Objective – Below is a listing to write out in full, exactly as given, without its pictures.

***** Supplied material *****

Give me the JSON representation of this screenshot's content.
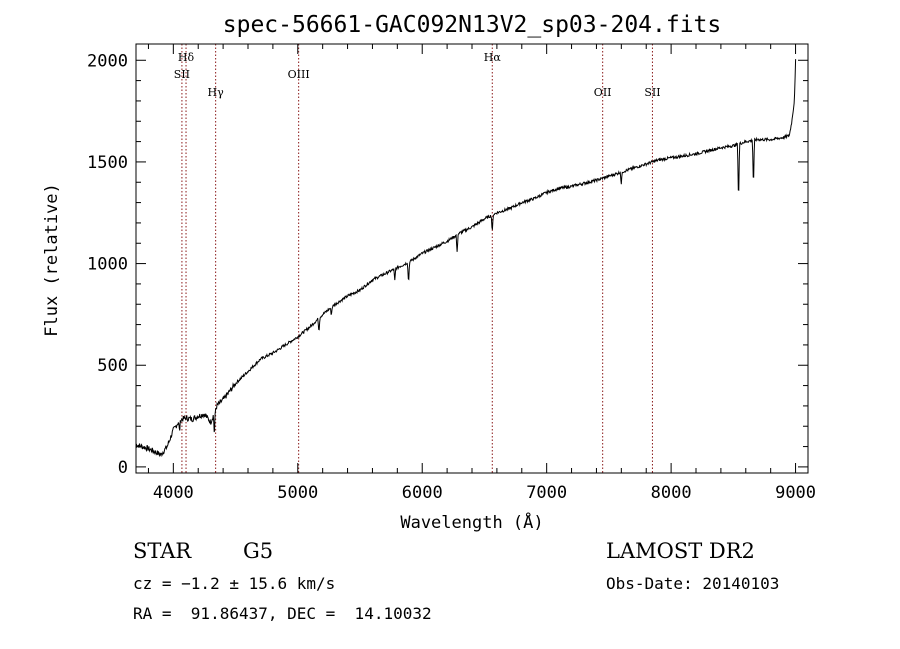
{
  "chart_data": {
    "type": "line",
    "title": "spec-56661-GAC092N13V2_sp03-204.fits",
    "xlabel": "Wavelength (Å)",
    "ylabel": "Flux (relative)",
    "xlim": [
      3700,
      9100
    ],
    "ylim": [
      -30,
      2080
    ],
    "x_ticks": [
      4000,
      5000,
      6000,
      7000,
      8000,
      9000
    ],
    "y_ticks": [
      0,
      500,
      1000,
      1500,
      2000
    ],
    "grid": false,
    "series": [
      {
        "x": [
          3700,
          3800,
          3900,
          3950,
          4000,
          4050,
          4100,
          4150,
          4200,
          4250,
          4300,
          4350,
          4400,
          4500,
          4600,
          4700,
          4800,
          4900,
          5000,
          5100,
          5200,
          5300,
          5400,
          5500,
          5600,
          5700,
          5800,
          5900,
          6000,
          6100,
          6200,
          6300,
          6400,
          6500,
          6600,
          6700,
          6800,
          6900,
          7000,
          7100,
          7200,
          7300,
          7400,
          7500,
          7600,
          7700,
          7800,
          7900,
          8000,
          8100,
          8200,
          8300,
          8400,
          8500,
          8550,
          8600,
          8700,
          8800,
          8900,
          8950,
          8970,
          8990,
          9000
        ],
        "y": [
          110,
          90,
          60,
          100,
          180,
          230,
          240,
          235,
          250,
          260,
          220,
          300,
          330,
          410,
          470,
          530,
          560,
          600,
          640,
          690,
          750,
          800,
          840,
          870,
          920,
          950,
          980,
          1010,
          1050,
          1080,
          1110,
          1150,
          1180,
          1220,
          1250,
          1270,
          1300,
          1320,
          1350,
          1370,
          1380,
          1395,
          1410,
          1430,
          1450,
          1470,
          1490,
          1510,
          1520,
          1530,
          1540,
          1555,
          1570,
          1580,
          1590,
          1600,
          1610,
          1610,
          1620,
          1630,
          1700,
          1800,
          2000
        ]
      }
    ],
    "absorption_dips": [
      {
        "x": 4050,
        "depth": 60
      },
      {
        "x": 4330,
        "depth": 120
      },
      {
        "x": 5170,
        "depth": 70
      },
      {
        "x": 5270,
        "depth": 40
      },
      {
        "x": 5780,
        "depth": 60
      },
      {
        "x": 5890,
        "depth": 110
      },
      {
        "x": 6280,
        "depth": 90
      },
      {
        "x": 6563,
        "depth": 90
      },
      {
        "x": 7600,
        "depth": 60
      },
      {
        "x": 8542,
        "depth": 300
      },
      {
        "x": 8662,
        "depth": 240
      }
    ],
    "line_markers": [
      {
        "label": "Hδ",
        "x": 4102,
        "row": 0
      },
      {
        "label": "SII",
        "x": 4069,
        "row": 1
      },
      {
        "label": "Hγ",
        "x": 4340,
        "row": 2
      },
      {
        "label": "OIII",
        "x": 5007,
        "row": 1
      },
      {
        "label": "Hα",
        "x": 6563,
        "row": 0
      },
      {
        "label": "OII",
        "x": 7450,
        "row": 2
      },
      {
        "label": "SII",
        "x": 7850,
        "row": 2
      }
    ],
    "colors": {
      "spectrum": "#000000",
      "markers": "#8b1a1a",
      "axes": "#000000"
    }
  },
  "info": {
    "object_class": "STAR",
    "subclass": "G5",
    "survey": "LAMOST DR2",
    "cz": "cz = −1.2 ± 15.6 km/s",
    "obs_date": "Obs-Date: 20140103",
    "coords": "RA =  91.86437, DEC =  14.10032"
  }
}
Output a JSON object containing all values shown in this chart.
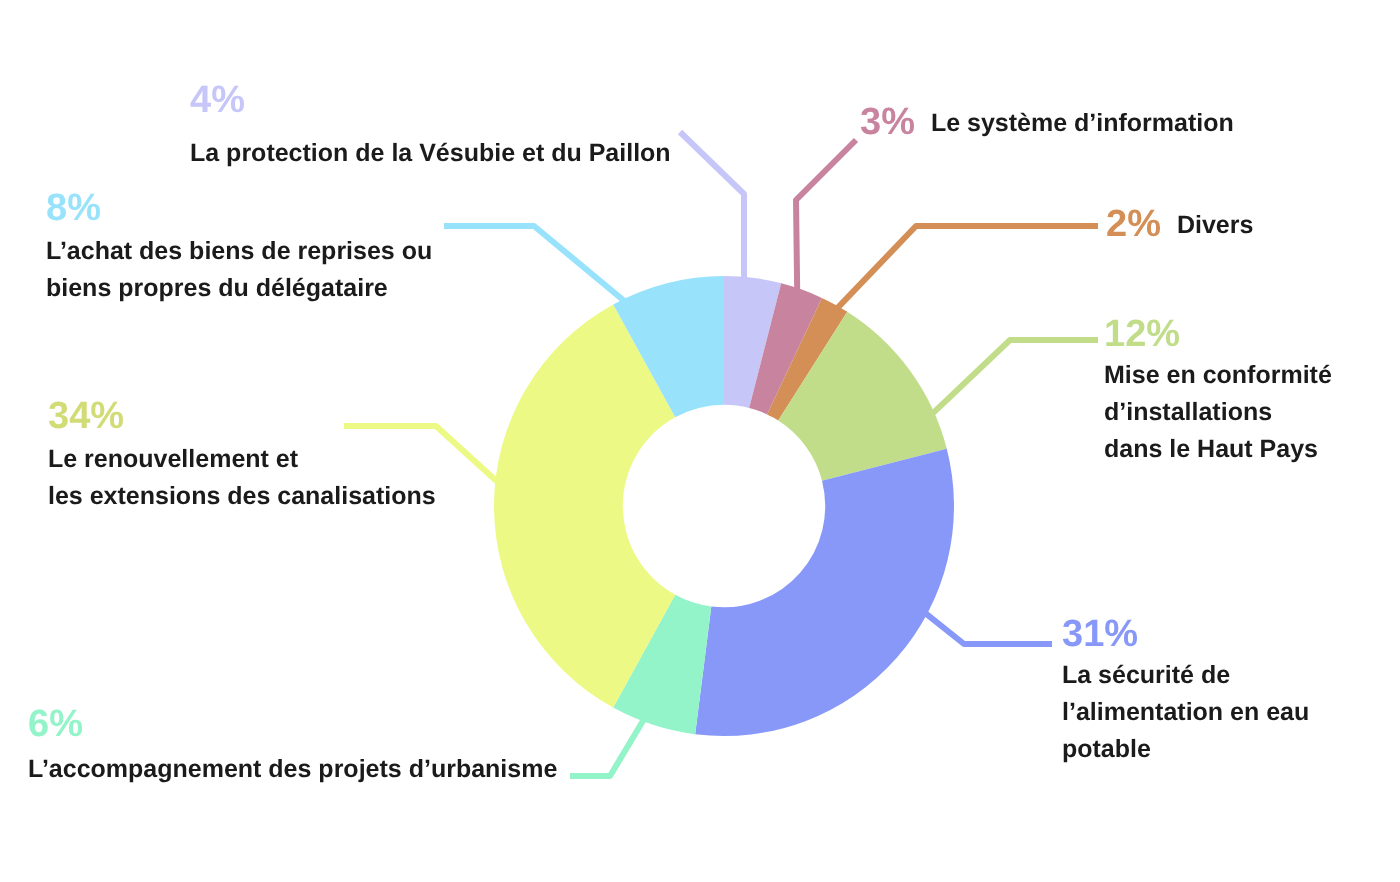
{
  "chart_data": {
    "type": "donut",
    "categories": [
      "La protection de la Vésubie et du Paillon",
      "Le système d’information",
      "Divers",
      "Mise en conformité d’installations dans le Haut Pays",
      "La sécurité de l’alimentation en eau potable",
      "L’accompagnement des projets d’urbanisme",
      "Le renouvellement et les extensions des canalisations",
      "L’achat des biens de reprises ou biens propres du délégataire"
    ],
    "values": [
      4,
      3,
      2,
      12,
      31,
      6,
      34,
      8
    ],
    "colors": [
      "#c6c6f8",
      "#c8849e",
      "#d38f55",
      "#c1dd8a",
      "#8798f8",
      "#93f3c9",
      "#edf985",
      "#98e3fb"
    ],
    "value_labels": [
      "4%",
      "3%",
      "2%",
      "12%",
      "31%",
      "6%",
      "34%",
      "8%"
    ]
  }
}
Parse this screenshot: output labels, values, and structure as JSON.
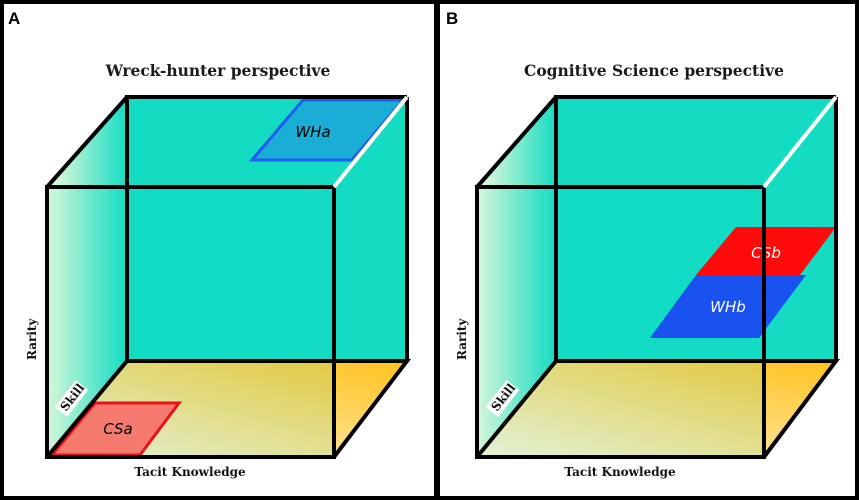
{
  "panels": [
    {
      "letter": "A",
      "title": "Wreck-hunter perspective",
      "axes": {
        "vertical": "Rarity",
        "depth": "Skill",
        "horizontal": "Tacit Knowledge"
      },
      "regions": [
        {
          "label": "WHa",
          "fill": "#1aaed6",
          "stroke": "#1f5cf0",
          "text_color": "#0a0a0a"
        },
        {
          "label": "CSa",
          "fill": "#f47a6e",
          "stroke": "#e8121c",
          "text_color": "#0a0a0a"
        }
      ]
    },
    {
      "letter": "B",
      "title": "Cognitive Science perspective",
      "axes": {
        "vertical": "Rarity",
        "depth": "Skill",
        "horizontal": "Tacit Knowledge"
      },
      "regions": [
        {
          "label": "CSb",
          "fill": "#ff0a0a",
          "stroke": "#ff0a0a",
          "text_color": "#ffffff"
        },
        {
          "label": "WHb",
          "fill": "#1a52f0",
          "stroke": "#1a52f0",
          "text_color": "#ffffff"
        }
      ]
    }
  ],
  "colors": {
    "cube_face": "#13dcc3",
    "floor_light": "#fff6dc",
    "floor_dark": "#ffc21c",
    "side_light": "#f2fbdc",
    "edge": "#000000",
    "highlight_edge": "#ffffff"
  }
}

*****

Completed task –
Give me the JSON representation of this screenshot's content.
{
  "chart_data": {
    "type": "line",
    "title": "spec-56661-GAC092N13V2_sp03-204.fits",
    "xlabel": "Wavelength (Å)",
    "ylabel": "Flux (relative)",
    "xlim": [
      3700,
      9100
    ],
    "ylim": [
      -30,
      2080
    ],
    "x_ticks": [
      4000,
      5000,
      6000,
      7000,
      8000,
      9000
    ],
    "y_ticks": [
      0,
      500,
      1000,
      1500,
      2000
    ],
    "grid": false,
    "series": [
      {
        "x": [
          3700,
          3800,
          3900,
          3950,
          4000,
          4050,
          4100,
          4150,
          4200,
          4250,
          4300,
          4350,
          4400,
          4500,
          4600,
          4700,
          4800,
          4900,
          5000,
          5100,
          5200,
          5300,
          5400,
          5500,
          5600,
          5700,
          5800,
          5900,
          6000,
          6100,
          6200,
          6300,
          6400,
          6500,
          6600,
          6700,
          6800,
          6900,
          7000,
          7100,
          7200,
          7300,
          7400,
          7500,
          7600,
          7700,
          7800,
          7900,
          8000,
          8100,
          8200,
          8300,
          8400,
          8500,
          8550,
          8600,
          8700,
          8800,
          8900,
          8950,
          8970,
          8990,
          9000
        ],
        "y": [
          110,
          90,
          60,
          100,
          180,
          230,
          240,
          235,
          250,
          260,
          220,
          300,
          330,
          410,
          470,
          530,
          560,
          600,
          640,
          690,
          750,
          800,
          840,
          870,
          920,
          950,
          980,
          1010,
          1050,
          1080,
          1110,
          1150,
          1180,
          1220,
          1250,
          1270,
          1300,
          1320,
          1350,
          1370,
          1380,
          1395,
          1410,
          1430,
          1450,
          1470,
          1490,
          1510,
          1520,
          1530,
          1540,
          1555,
          1570,
          1580,
          1590,
          1600,
          1610,
          1610,
          1620,
          1630,
          1700,
          1800,
          2000
        ]
      }
    ],
    "absorption_dips": [
      {
        "x": 4050,
        "depth": 60
      },
      {
        "x": 4330,
        "depth": 120
      },
      {
        "x": 5170,
        "depth": 70
      },
      {
        "x": 5270,
        "depth": 40
      },
      {
        "x": 5780,
        "depth": 60
      },
      {
        "x": 5890,
        "depth": 110
      },
      {
        "x": 6280,
        "depth": 90
      },
      {
        "x": 6563,
        "depth": 90
      },
      {
        "x": 7600,
        "depth": 60
      },
      {
        "x": 8542,
        "depth": 300
      },
      {
        "x": 8662,
        "depth": 240
      }
    ],
    "line_markers": [
      {
        "label": "Hδ",
        "x": 4102,
        "row": 0
      },
      {
        "label": "SII",
        "x": 4069,
        "row": 1
      },
      {
        "label": "Hγ",
        "x": 4340,
        "row": 2
      },
      {
        "label": "OIII",
        "x": 5007,
        "row": 1
      },
      {
        "label": "Hα",
        "x": 6563,
        "row": 0
      },
      {
        "label": "OII",
        "x": 7450,
        "row": 2
      },
      {
        "label": "SII",
        "x": 7850,
        "row": 2
      }
    ],
    "colors": {
      "spectrum": "#000000",
      "markers": "#8b1a1a",
      "axes": "#000000"
    }
  },
  "info": {
    "object_class": "STAR",
    "subclass": "G5",
    "survey": "LAMOST DR2",
    "cz": "cz = −1.2 ± 15.6 km/s",
    "obs_date": "Obs-Date: 20140103",
    "coords": "RA =  91.86437, DEC =  14.10032"
  }
}
Output a JSON object containing all values shown in this chart.
{
  "chart_data": {
    "type": "donut",
    "categories": [
      "La protection de la Vésubie et du Paillon",
      "Le système d’information",
      "Divers",
      "Mise en conformité d’installations dans le Haut Pays",
      "La sécurité de l’alimentation en eau potable",
      "L’accompagnement des projets d’urbanisme",
      "Le renouvellement et les extensions des canalisations",
      "L’achat des biens de reprises ou biens propres du délégataire"
    ],
    "values": [
      4,
      3,
      2,
      12,
      31,
      6,
      34,
      8
    ],
    "colors": [
      "#c6c6f8",
      "#c8849e",
      "#d38f55",
      "#c1dd8a",
      "#8798f8",
      "#93f3c9",
      "#edf985",
      "#98e3fb"
    ],
    "value_labels": [
      "4%",
      "3%",
      "2%",
      "12%",
      "31%",
      "6%",
      "34%",
      "8%"
    ]
  }
}
Parse this screenshot: output labels, values, and structure as JSON.
{
  "panels": [
    {
      "letter": "A",
      "title": "Wreck-hunter perspective",
      "axes": {
        "vertical": "Rarity",
        "depth": "Skill",
        "horizontal": "Tacit Knowledge"
      },
      "regions": [
        {
          "label": "WHa",
          "fill": "#1aaed6",
          "stroke": "#1f5cf0",
          "text_color": "#0a0a0a"
        },
        {
          "label": "CSa",
          "fill": "#f47a6e",
          "stroke": "#e8121c",
          "text_color": "#0a0a0a"
        }
      ]
    },
    {
      "letter": "B",
      "title": "Cognitive Science perspective",
      "axes": {
        "vertical": "Rarity",
        "depth": "Skill",
        "horizontal": "Tacit Knowledge"
      },
      "regions": [
        {
          "label": "CSb",
          "fill": "#ff0a0a",
          "stroke": "#ff0a0a",
          "text_color": "#ffffff"
        },
        {
          "label": "WHb",
          "fill": "#1a52f0",
          "stroke": "#1a52f0",
          "text_color": "#ffffff"
        }
      ]
    }
  ],
  "colors": {
    "cube_face": "#13dcc3",
    "floor_light": "#fff6dc",
    "floor_dark": "#ffc21c",
    "side_light": "#f2fbdc",
    "edge": "#000000",
    "highlight_edge": "#ffffff"
  }
}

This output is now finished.